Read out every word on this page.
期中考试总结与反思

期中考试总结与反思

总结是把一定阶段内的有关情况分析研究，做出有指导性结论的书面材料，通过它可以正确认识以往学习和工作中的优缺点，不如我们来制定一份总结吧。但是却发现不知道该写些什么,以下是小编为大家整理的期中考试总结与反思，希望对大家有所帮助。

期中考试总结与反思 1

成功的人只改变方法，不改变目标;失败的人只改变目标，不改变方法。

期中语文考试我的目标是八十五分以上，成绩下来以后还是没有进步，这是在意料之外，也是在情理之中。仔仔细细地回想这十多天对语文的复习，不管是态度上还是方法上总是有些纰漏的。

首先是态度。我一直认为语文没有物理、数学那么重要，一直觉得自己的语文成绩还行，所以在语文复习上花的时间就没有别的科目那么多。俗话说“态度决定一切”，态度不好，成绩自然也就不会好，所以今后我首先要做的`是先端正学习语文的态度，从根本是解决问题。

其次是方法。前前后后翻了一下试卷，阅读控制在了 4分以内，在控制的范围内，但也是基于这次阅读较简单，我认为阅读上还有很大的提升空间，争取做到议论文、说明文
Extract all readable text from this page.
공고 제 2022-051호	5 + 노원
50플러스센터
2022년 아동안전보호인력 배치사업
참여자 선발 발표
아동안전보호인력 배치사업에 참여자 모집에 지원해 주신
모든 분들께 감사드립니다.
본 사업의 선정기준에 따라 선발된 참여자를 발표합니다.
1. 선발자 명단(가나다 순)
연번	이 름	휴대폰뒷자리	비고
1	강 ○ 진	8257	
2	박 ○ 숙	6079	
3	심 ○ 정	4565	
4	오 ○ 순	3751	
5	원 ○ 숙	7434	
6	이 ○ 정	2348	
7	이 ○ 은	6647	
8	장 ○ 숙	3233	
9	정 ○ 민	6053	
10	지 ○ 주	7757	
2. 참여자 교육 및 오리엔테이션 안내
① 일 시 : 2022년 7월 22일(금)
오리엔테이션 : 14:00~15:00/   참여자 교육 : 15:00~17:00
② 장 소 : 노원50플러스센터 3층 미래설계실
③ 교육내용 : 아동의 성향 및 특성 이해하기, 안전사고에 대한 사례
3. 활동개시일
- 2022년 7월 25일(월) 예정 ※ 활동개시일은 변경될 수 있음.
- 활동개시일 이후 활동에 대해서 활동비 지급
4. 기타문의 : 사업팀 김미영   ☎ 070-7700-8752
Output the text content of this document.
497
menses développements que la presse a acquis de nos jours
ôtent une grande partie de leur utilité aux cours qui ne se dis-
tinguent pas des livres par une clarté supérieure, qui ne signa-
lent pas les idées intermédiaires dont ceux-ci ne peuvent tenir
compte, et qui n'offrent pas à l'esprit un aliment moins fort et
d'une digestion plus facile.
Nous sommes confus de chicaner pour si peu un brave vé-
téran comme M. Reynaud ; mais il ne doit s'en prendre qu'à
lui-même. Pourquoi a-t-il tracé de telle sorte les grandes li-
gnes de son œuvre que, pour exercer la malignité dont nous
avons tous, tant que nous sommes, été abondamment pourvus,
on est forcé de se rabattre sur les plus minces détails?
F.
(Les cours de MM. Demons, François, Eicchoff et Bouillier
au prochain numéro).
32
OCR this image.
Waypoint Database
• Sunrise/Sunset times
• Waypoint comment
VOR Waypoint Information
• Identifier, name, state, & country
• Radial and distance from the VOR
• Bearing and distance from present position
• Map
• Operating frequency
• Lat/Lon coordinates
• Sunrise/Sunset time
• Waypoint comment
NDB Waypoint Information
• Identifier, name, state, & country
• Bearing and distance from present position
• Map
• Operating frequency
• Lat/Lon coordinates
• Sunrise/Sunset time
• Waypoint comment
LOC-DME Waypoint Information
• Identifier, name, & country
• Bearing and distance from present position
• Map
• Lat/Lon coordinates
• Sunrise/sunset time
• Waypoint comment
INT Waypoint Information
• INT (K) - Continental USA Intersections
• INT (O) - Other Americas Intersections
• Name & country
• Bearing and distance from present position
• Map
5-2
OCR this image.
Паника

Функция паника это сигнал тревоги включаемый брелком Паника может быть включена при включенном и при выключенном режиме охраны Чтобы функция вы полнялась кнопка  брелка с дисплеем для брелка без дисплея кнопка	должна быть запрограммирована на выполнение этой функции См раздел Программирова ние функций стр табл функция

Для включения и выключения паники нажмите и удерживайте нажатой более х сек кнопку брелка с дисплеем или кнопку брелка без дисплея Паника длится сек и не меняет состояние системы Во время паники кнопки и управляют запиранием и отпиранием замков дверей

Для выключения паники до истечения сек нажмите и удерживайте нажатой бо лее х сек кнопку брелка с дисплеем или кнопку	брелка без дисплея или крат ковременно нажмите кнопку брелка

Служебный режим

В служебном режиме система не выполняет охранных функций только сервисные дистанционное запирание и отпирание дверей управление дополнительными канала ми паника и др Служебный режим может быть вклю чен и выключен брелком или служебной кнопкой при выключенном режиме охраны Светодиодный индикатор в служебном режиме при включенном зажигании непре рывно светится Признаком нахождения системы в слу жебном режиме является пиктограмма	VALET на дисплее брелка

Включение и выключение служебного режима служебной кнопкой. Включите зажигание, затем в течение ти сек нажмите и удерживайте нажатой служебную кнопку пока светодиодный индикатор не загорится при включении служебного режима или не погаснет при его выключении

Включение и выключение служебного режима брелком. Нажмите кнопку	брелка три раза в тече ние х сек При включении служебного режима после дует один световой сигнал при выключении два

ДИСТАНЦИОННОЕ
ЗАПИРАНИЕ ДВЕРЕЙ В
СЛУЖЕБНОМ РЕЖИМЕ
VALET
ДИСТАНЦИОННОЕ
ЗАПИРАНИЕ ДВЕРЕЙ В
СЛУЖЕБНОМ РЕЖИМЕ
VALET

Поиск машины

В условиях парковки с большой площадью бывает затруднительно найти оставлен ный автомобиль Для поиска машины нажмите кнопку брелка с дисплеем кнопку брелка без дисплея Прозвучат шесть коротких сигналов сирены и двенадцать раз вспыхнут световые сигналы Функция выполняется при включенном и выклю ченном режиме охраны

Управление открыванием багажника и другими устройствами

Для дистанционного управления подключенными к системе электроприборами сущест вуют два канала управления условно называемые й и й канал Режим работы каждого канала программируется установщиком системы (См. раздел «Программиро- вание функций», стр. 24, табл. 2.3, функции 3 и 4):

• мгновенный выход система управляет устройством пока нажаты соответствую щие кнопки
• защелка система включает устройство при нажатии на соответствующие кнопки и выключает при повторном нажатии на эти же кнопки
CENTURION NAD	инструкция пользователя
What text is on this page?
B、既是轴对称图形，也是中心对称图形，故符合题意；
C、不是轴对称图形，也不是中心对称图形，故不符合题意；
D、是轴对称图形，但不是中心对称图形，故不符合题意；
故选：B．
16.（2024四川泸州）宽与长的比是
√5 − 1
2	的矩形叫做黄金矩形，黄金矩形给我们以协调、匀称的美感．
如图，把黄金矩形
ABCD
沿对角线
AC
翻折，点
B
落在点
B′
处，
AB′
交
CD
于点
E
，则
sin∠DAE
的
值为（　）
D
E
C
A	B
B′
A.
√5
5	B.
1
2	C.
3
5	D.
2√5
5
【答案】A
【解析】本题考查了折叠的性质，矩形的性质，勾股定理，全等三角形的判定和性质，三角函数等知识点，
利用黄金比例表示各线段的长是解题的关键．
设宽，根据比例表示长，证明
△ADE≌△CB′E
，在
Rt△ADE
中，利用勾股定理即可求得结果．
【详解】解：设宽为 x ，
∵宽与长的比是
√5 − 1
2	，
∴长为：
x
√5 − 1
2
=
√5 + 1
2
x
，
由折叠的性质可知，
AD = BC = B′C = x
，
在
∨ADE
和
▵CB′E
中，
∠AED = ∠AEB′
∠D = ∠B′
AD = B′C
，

YOUR OBJECTIVE =
Search the records for the word "режима" and copy every line where it occurs.

ANSWER =
Включение и выключение служебного режима служебной кнопкой. Включите зажигание, затем в течение ти сек нажмите и удерживайте нажатой служебную кнопку пока светодиодный индикатор не загорится при включении служебного режима или не погаснет при его выключении
Включение и выключение служебного режима брелком. Нажмите кнопку	брелка три раза в тече ние х сек При включении служебного режима после дует один световой сигнал при выключении два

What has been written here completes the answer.